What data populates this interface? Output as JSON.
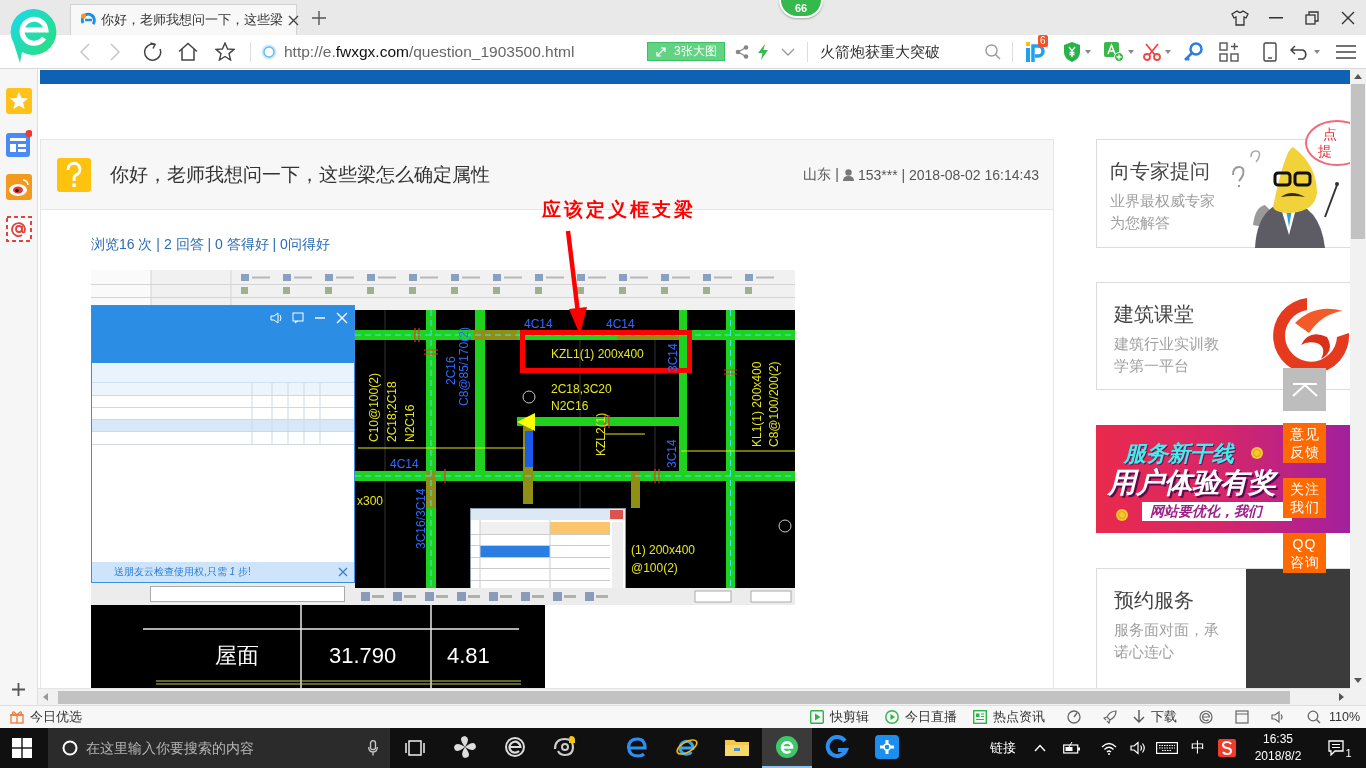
{
  "browser": {
    "badge": "66",
    "tab": {
      "title": "你好，老师我想问一下，这些梁"
    },
    "url": "http://e.**fwxgx.com**/question_1903500.html",
    "big_image_button": "3张大图",
    "search_placeholder": "火箭炮获重大突破",
    "extension_badge": "6"
  },
  "question": {
    "title": "你好，老师我想问一下，这些梁怎么确定属性",
    "region": "山东 |",
    "author_and_date": "153*** | 2018-08-02 16:14:43",
    "stats": "浏览16 次 | 2 回答 | 0 答得好 | 0问得好",
    "annotation": "应该定义框支梁",
    "cad_labels": [
      {
        "text": "4C14",
        "color": "#2f6bff"
      },
      {
        "text": "4C14",
        "color": "#2f6bff"
      },
      {
        "text": "4C14",
        "color": "#2f6bff"
      },
      {
        "text": "KZL1(1) 200x400",
        "color": "#e6e619"
      },
      {
        "text": "2C18,3C20",
        "color": "#e6e619"
      },
      {
        "text": "N2C16",
        "color": "#e6e619"
      },
      {
        "text": "C10@100(2)",
        "color": "#e6e619"
      },
      {
        "text": "2C18;2C18",
        "color": "#e6e619"
      },
      {
        "text": "N2C16",
        "color": "#e6e619"
      },
      {
        "text": "2C16",
        "color": "#2f6bff"
      },
      {
        "text": "C8@85/170(2)",
        "color": "#2f6bff"
      },
      {
        "text": "KZL2(1)",
        "color": "#e6e619"
      },
      {
        "text": "3C14",
        "color": "#2f6bff"
      },
      {
        "text": "3C14",
        "color": "#2f6bff"
      },
      {
        "text": "KL1(1) 200x400",
        "color": "#e6e619"
      },
      {
        "text": "C8@100/200(2)",
        "color": "#e6e619"
      },
      {
        "text": "3C16/3C14",
        "color": "#2f6bff"
      },
      {
        "text": "x300",
        "color": "#e6e619"
      },
      {
        "text": "(1) 200x400",
        "color": "#e6e619"
      },
      {
        "text": "@100(2)",
        "color": "#e6e619"
      }
    ],
    "dialog_promo": "送朋友云检查使用权,只需 *1* 步!",
    "table_labels": [
      "屋面",
      "31.790",
      "4.81"
    ]
  },
  "right_column": [
    {
      "kind": "card",
      "title": "向专家提问",
      "subtitle": "业界最权威专家为您解答",
      "callout_lines": [
        "点",
        "提"
      ]
    },
    {
      "kind": "card",
      "title": "建筑课堂",
      "subtitle": "建筑行业实训教学第一平台"
    },
    {
      "kind": "banner",
      "headline": "服务新干线",
      "title": "用户体验有奖",
      "tagline": "网站要优化，我们"
    },
    {
      "kind": "card",
      "title": "预约服务",
      "subtitle": "服务面对面，承诺心连心"
    }
  ],
  "float_buttons": [
    "意见反馈",
    "关注我们",
    "QQ咨询"
  ],
  "status_bar": {
    "left": "今日优选",
    "items": [
      "快剪辑",
      "今日直播",
      "热点资讯",
      "下载"
    ],
    "zoom": "110%"
  },
  "taskbar": {
    "search_placeholder": "在这里输入你要搜索的内容",
    "apps": [
      {
        "selected": false
      },
      {
        "selected": false
      },
      {
        "selected": false
      },
      {
        "selected": false
      },
      {
        "selected": false
      },
      {
        "selected": false
      },
      {
        "selected": true
      },
      {
        "selected": false
      },
      {
        "selected": false
      }
    ],
    "links": "链接",
    "ime": "中",
    "time": "16:35",
    "date": "2018/8/2",
    "notifications": "1"
  }
}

What is required |
Transcribe the whole listing exactly. Pictures are excluded.

Output below |
What data populates this interface? Output as JSON.
{
  "browser": {
    "badge": "66",
    "tab": {
      "title": "你好，老师我想问一下，这些梁"
    },
    "url": "http://e.**fwxgx.com**/question_1903500.html",
    "big_image_button": "3张大图",
    "search_placeholder": "火箭炮获重大突破",
    "extension_badge": "6"
  },
  "question": {
    "title": "你好，老师我想问一下，这些梁怎么确定属性",
    "region": "山东 |",
    "author_and_date": "153*** | 2018-08-02 16:14:43",
    "stats": "浏览16 次 | 2 回答 | 0 答得好 | 0问得好",
    "annotation": "应该定义框支梁",
    "cad_labels": [
      {
        "text": "4C14",
        "color": "#2f6bff"
      },
      {
        "text": "4C14",
        "color": "#2f6bff"
      },
      {
        "text": "4C14",
        "color": "#2f6bff"
      },
      {
        "text": "KZL1(1) 200x400",
        "color": "#e6e619"
      },
      {
        "text": "2C18,3C20",
        "color": "#e6e619"
      },
      {
        "text": "N2C16",
        "color": "#e6e619"
      },
      {
        "text": "C10@100(2)",
        "color": "#e6e619"
      },
      {
        "text": "2C18;2C18",
        "color": "#e6e619"
      },
      {
        "text": "N2C16",
        "color": "#e6e619"
      },
      {
        "text": "2C16",
        "color": "#2f6bff"
      },
      {
        "text": "C8@85/170(2)",
        "color": "#2f6bff"
      },
      {
        "text": "KZL2(1)",
        "color": "#e6e619"
      },
      {
        "text": "3C14",
        "color": "#2f6bff"
      },
      {
        "text": "3C14",
        "color": "#2f6bff"
      },
      {
        "text": "KL1(1) 200x400",
        "color": "#e6e619"
      },
      {
        "text": "C8@100/200(2)",
        "color": "#e6e619"
      },
      {
        "text": "3C16/3C14",
        "color": "#2f6bff"
      },
      {
        "text": "x300",
        "color": "#e6e619"
      },
      {
        "text": "(1) 200x400",
        "color": "#e6e619"
      },
      {
        "text": "@100(2)",
        "color": "#e6e619"
      }
    ],
    "dialog_promo": "送朋友云检查使用权,只需 *1* 步!",
    "table_labels": [
      "屋面",
      "31.790",
      "4.81"
    ]
  },
  "right_column": [
    {
      "kind": "card",
      "title": "向专家提问",
      "subtitle": "业界最权威专家为您解答",
      "callout_lines": [
        "点",
        "提"
      ]
    },
    {
      "kind": "card",
      "title": "建筑课堂",
      "subtitle": "建筑行业实训教学第一平台"
    },
    {
      "kind": "banner",
      "headline": "服务新干线",
      "title": "用户体验有奖",
      "tagline": "网站要优化，我们"
    },
    {
      "kind": "card",
      "title": "预约服务",
      "subtitle": "服务面对面，承诺心连心"
    }
  ],
  "float_buttons": [
    "意见反馈",
    "关注我们",
    "QQ咨询"
  ],
  "status_bar": {
    "left": "今日优选",
    "items": [
      "快剪辑",
      "今日直播",
      "热点资讯",
      "下载"
    ],
    "zoom": "110%"
  },
  "taskbar": {
    "search_placeholder": "在这里输入你要搜索的内容",
    "apps": [
      {
        "selected": false
      },
      {
        "selected": false
      },
      {
        "selected": false
      },
      {
        "selected": false
      },
      {
        "selected": false
      },
      {
        "selected": false
      },
      {
        "selected": true
      },
      {
        "selected": false
      },
      {
        "selected": false
      }
    ],
    "links": "链接",
    "ime": "中",
    "time": "16:35",
    "date": "2018/8/2",
    "notifications": "1"
  }
}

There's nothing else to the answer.